**Supplied records:**
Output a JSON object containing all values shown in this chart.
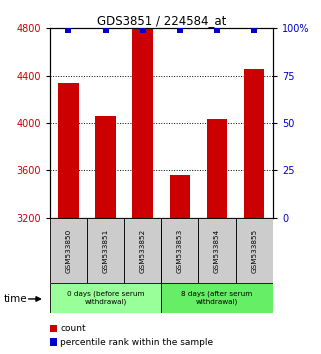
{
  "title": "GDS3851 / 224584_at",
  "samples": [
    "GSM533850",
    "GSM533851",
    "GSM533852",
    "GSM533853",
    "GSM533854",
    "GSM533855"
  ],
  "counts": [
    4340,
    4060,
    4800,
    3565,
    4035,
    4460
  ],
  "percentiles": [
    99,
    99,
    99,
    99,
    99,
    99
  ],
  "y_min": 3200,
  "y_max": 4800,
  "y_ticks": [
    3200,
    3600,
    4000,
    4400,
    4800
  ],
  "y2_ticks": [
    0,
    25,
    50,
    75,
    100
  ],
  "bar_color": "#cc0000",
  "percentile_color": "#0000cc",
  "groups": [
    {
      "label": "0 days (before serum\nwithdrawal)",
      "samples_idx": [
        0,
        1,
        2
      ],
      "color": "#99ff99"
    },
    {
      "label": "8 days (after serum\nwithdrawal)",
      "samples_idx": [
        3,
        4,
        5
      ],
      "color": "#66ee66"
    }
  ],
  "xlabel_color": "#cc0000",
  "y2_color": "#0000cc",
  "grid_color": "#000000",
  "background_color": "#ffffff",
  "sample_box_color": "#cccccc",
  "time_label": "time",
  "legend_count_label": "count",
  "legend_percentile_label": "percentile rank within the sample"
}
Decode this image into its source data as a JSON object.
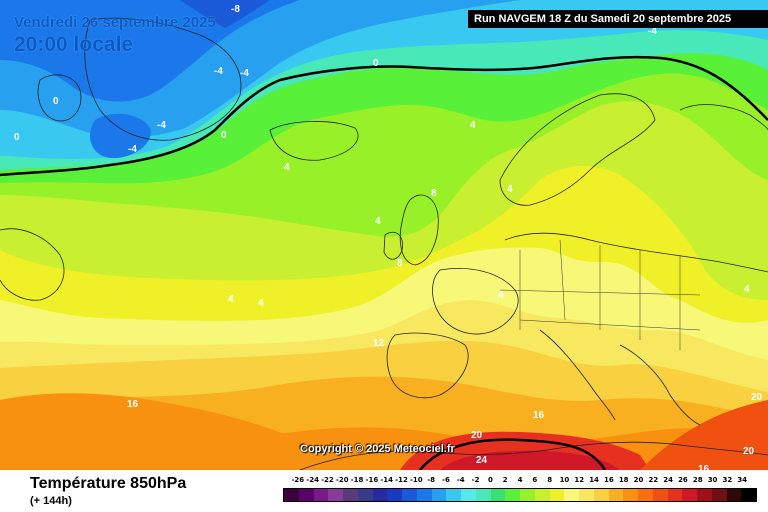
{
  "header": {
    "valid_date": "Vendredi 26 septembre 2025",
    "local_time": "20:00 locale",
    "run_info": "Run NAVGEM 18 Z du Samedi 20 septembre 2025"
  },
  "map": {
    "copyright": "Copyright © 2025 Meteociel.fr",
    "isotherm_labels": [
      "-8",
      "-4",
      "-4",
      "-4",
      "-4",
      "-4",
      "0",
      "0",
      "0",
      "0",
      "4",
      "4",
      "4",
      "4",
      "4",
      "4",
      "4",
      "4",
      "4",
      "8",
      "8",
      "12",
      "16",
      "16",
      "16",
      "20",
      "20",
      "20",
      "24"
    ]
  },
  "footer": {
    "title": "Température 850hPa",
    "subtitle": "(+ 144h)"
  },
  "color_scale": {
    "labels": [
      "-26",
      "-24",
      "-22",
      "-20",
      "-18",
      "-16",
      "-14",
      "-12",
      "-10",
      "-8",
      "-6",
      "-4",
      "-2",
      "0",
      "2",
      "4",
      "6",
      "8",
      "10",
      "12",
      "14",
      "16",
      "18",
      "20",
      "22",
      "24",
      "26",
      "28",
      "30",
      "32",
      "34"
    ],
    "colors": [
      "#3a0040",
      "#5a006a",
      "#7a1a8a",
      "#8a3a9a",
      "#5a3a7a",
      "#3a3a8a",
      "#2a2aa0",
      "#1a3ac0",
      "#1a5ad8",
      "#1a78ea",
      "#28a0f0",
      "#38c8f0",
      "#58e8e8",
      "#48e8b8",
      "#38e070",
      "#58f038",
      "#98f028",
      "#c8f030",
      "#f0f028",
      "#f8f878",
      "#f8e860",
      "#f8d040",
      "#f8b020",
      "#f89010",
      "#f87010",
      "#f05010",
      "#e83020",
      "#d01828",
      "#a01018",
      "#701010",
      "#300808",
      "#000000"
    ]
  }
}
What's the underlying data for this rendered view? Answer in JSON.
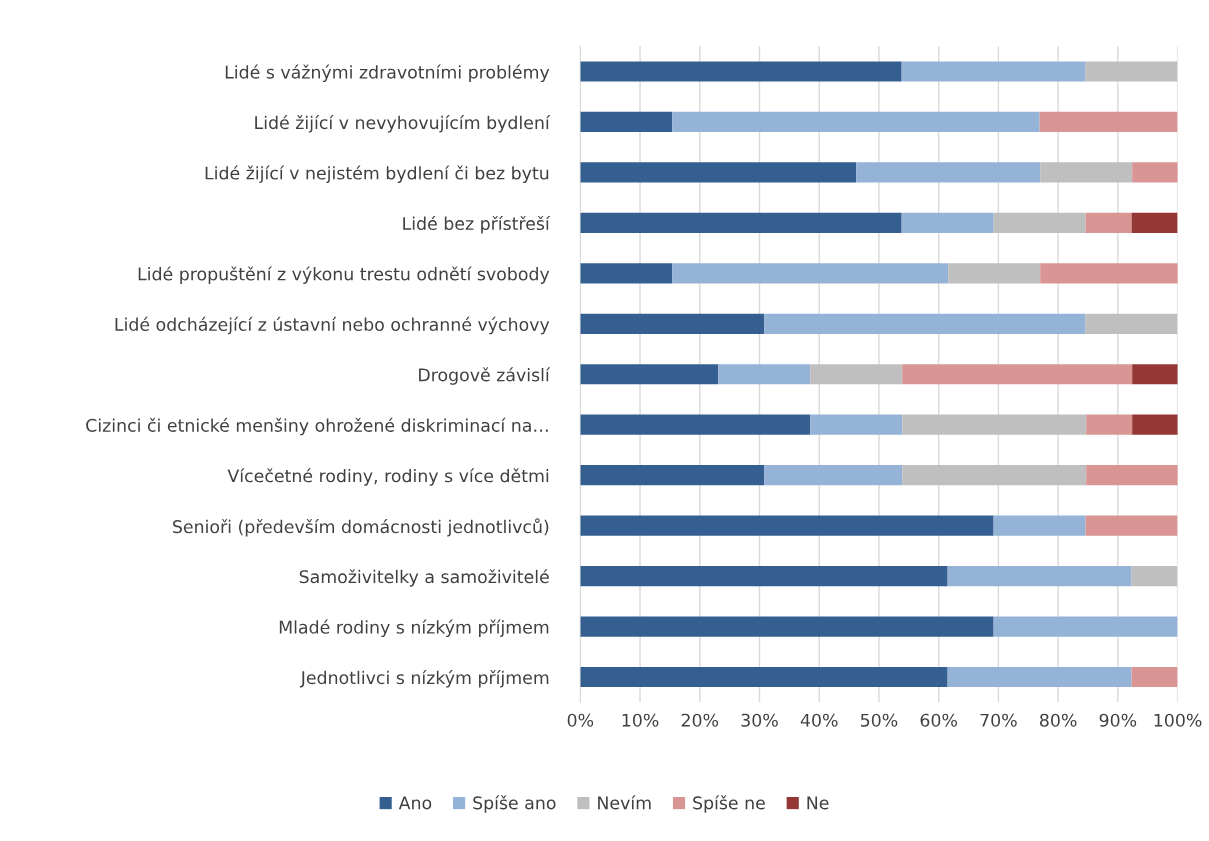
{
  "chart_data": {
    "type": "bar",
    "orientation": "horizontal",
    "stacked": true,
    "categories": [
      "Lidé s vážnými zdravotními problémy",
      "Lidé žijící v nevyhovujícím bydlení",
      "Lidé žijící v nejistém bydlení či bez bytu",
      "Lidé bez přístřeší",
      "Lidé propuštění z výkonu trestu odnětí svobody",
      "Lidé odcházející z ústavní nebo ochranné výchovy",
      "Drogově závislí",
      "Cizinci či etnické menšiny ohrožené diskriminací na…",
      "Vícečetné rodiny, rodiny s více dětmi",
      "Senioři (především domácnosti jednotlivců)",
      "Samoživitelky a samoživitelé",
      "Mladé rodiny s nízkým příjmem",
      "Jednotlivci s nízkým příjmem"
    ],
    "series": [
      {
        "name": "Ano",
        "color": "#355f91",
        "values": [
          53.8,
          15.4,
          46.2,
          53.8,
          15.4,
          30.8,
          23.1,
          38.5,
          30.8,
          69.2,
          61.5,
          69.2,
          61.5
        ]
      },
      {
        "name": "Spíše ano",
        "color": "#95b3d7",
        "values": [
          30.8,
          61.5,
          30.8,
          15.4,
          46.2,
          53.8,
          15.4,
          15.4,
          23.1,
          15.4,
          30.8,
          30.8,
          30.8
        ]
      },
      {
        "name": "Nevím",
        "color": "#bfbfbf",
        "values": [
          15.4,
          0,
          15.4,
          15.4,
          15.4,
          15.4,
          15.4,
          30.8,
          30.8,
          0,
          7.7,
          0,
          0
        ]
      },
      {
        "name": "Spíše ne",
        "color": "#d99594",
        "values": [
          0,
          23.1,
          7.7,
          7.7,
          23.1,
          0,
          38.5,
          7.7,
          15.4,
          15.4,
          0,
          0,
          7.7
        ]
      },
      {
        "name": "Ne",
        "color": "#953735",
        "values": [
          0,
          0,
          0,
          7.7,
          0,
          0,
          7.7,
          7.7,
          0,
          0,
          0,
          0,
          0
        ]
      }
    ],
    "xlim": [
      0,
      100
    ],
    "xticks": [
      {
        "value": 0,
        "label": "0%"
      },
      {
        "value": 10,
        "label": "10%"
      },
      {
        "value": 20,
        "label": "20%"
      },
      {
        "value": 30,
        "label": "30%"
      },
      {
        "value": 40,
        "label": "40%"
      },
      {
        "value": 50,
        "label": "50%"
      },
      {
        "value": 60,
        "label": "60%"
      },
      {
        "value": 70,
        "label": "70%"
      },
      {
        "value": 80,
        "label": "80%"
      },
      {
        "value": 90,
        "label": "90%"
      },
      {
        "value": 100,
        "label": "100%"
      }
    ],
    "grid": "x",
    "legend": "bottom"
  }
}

**Prompt:**
In the entries above, identify each line that includes the string "object", then copy it.

**Complete response:**
Output a JSON object containing all values shown in this chart.
Decode this image into its source data as a JSON object.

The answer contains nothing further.